++++ Material ++++
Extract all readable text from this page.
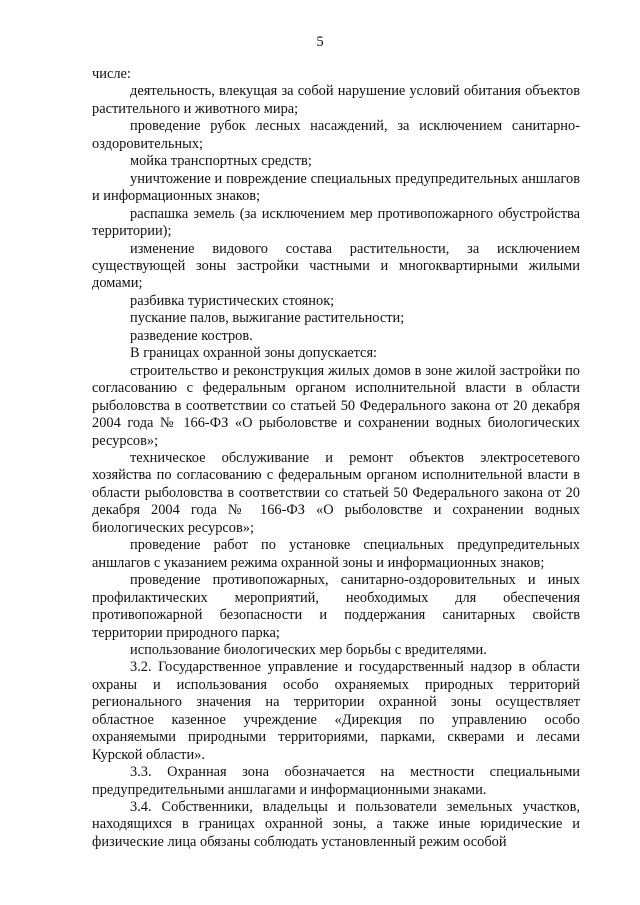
5

числе:

деятельность, влекущая за собой нарушение условий обитания объектов растительного и животного мира;

проведение рубок лесных насаждений, за исключением санитарно-оздоровительных;

мойка транспортных средств;

уничтожение и повреждение специальных предупредительных аншлагов и информационных знаков;

распашка земель (за исключением мер противопожарного обустройства территории);

изменение видового состава растительности, за исключением существующей зоны застройки частными и многоквартирными жилыми домами;

разбивка туристических стоянок;

пускание палов, выжигание растительности;

разведение костров.

В границах охранной зоны допускается:

строительство и реконструкция жилых домов в зоне жилой застройки по согласованию с федеральным органом исполнительной власти в области рыболовства в соответствии со статьей 50 Федерального закона от 20 декабря 2004 года № 166-ФЗ «О рыболовстве и сохранении водных биологических ресурсов»;

техническое обслуживание и ремонт объектов электросетевого хозяйства по согласованию с федеральным органом исполнительной власти в области рыболовства в соответствии со статьей 50 Федерального закона от 20 декабря 2004 года № 166-ФЗ «О рыболовстве и сохранении водных биологических ресурсов»;

проведение работ по установке специальных предупредительных аншлагов с указанием режима охранной зоны и информационных знаков;

проведение противопожарных, санитарно-оздоровительных и иных профилактических мероприятий, необходимых для обеспечения противопожарной безопасности и поддержания санитарных свойств территории природного парка;

использование биологических мер борьбы с вредителями.

3.2. Государственное управление и государственный надзор в области охраны и использования особо охраняемых природных территорий регионального значения на территории охранной зоны осуществляет областное казенное учреждение «Дирекция по управлению особо охраняемыми природными территориями, парками, скверами и лесами Курской области».

3.3. Охранная зона обозначается на местности специальными предупредительными аншлагами и информационными знаками.

3.4. Собственники, владельцы и пользователи земельных участков, находящихся в границах охранной зоны, а также иные юридические и физические лица обязаны соблюдать установленный режим особой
++++
● Problem
Omit every picture, then reproduce the rest of the listing exactly.

● Reply
Extract all readable text from this page.
5

числе:

деятельность, влекущая за собой нарушение условий обитания объектов растительного и животного мира;

проведение рубок лесных насаждений, за исключением санитарно-оздоровительных;

мойка транспортных средств;

уничтожение и повреждение специальных предупредительных аншлагов и информационных знаков;

распашка земель (за исключением мер противопожарного обустройства территории);

изменение видового состава растительности, за исключением существующей зоны застройки частными и многоквартирными жилыми домами;

разбивка туристических стоянок;

пускание палов, выжигание растительности;

разведение костров.

В границах охранной зоны допускается:

строительство и реконструкция жилых домов в зоне жилой застройки по согласованию с федеральным органом исполнительной власти в области рыболовства в соответствии со статьей 50 Федерального закона от 20 декабря 2004 года № 166-ФЗ «О рыболовстве и сохранении водных биологических ресурсов»;

техническое обслуживание и ремонт объектов электросетевого хозяйства по согласованию с федеральным органом исполнительной власти в области рыболовства в соответствии со статьей 50 Федерального закона от 20 декабря 2004 года № 166-ФЗ «О рыболовстве и сохранении водных биологических ресурсов»;

проведение работ по установке специальных предупредительных аншлагов с указанием режима охранной зоны и информационных знаков;

проведение противопожарных, санитарно-оздоровительных и иных профилактических мероприятий, необходимых для обеспечения противопожарной безопасности и поддержания санитарных свойств территории природного парка;

использование биологических мер борьбы с вредителями.

3.2. Государственное управление и государственный надзор в области охраны и использования особо охраняемых природных территорий регионального значения на территории охранной зоны осуществляет областное казенное учреждение «Дирекция по управлению особо охраняемыми природными территориями, парками, скверами и лесами Курской области».

3.3. Охранная зона обозначается на местности специальными предупредительными аншлагами и информационными знаками.

3.4. Собственники, владельцы и пользователи земельных участков, находящихся в границах охранной зоны, а также иные юридические и физические лица обязаны соблюдать установленный режим особой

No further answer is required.